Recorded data

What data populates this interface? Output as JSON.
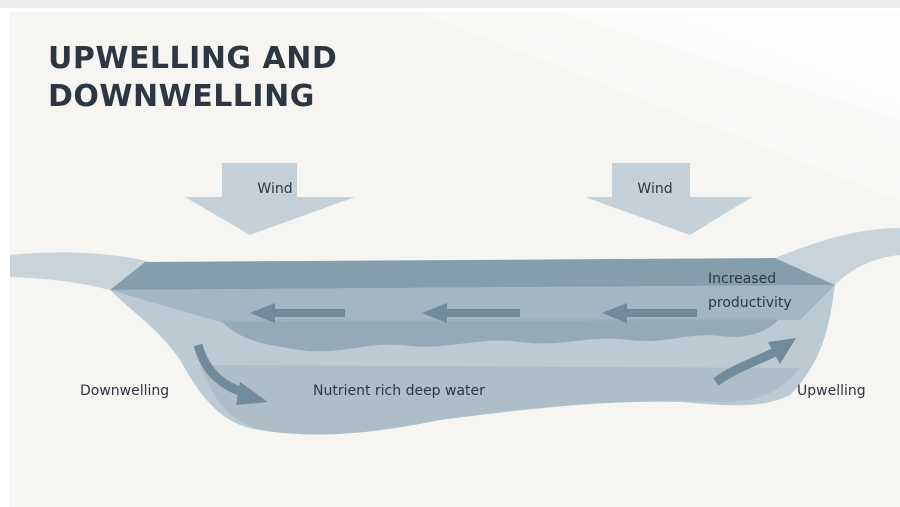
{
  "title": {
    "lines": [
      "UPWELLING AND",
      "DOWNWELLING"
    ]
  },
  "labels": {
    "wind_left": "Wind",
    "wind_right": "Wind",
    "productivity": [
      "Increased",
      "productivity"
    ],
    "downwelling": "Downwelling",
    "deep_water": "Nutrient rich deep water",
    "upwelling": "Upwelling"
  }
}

## Your objective
Write out the listing word for word, omitting the pictures it holds.

## Problem solution
What data populates this interface? Output as JSON.
{
  "title": {
    "lines": [
      "UPWELLING AND",
      "DOWNWELLING"
    ]
  },
  "labels": {
    "wind_left": "Wind",
    "wind_right": "Wind",
    "productivity": [
      "Increased",
      "productivity"
    ],
    "downwelling": "Downwelling",
    "deep_water": "Nutrient rich deep water",
    "upwelling": "Upwelling"
  }
}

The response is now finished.